──────── Data supplied ────────

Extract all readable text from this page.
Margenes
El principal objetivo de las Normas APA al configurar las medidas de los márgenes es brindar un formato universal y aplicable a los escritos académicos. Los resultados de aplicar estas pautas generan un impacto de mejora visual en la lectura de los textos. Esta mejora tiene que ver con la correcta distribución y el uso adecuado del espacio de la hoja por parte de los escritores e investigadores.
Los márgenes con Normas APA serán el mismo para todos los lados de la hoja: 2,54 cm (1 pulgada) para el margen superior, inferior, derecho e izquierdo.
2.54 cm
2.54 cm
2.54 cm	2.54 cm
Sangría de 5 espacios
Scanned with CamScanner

────────

Problem description:
Transcribe every entry exactly as it reads.

Solution for this task:
Extract all readable text from this page.
Margenes
El principal objetivo de las Normas APA al configurar las medidas de los márgenes es brindar un formato universal y aplicable a los escritos académicos. Los resultados de aplicar estas pautas generan un impacto de mejora visual en la lectura de los textos. Esta mejora tiene que ver con la correcta distribución y el uso adecuado del espacio de la hoja por parte de los escritores e investigadores.
Los márgenes con Normas APA serán el mismo para todos los lados de la hoja: 2,54 cm (1 pulgada) para el margen superior, inferior, derecho e izquierdo.
2.54 cm
2.54 cm
2.54 cm	2.54 cm
Sangría de 5 espacios
Scanned with CamScanner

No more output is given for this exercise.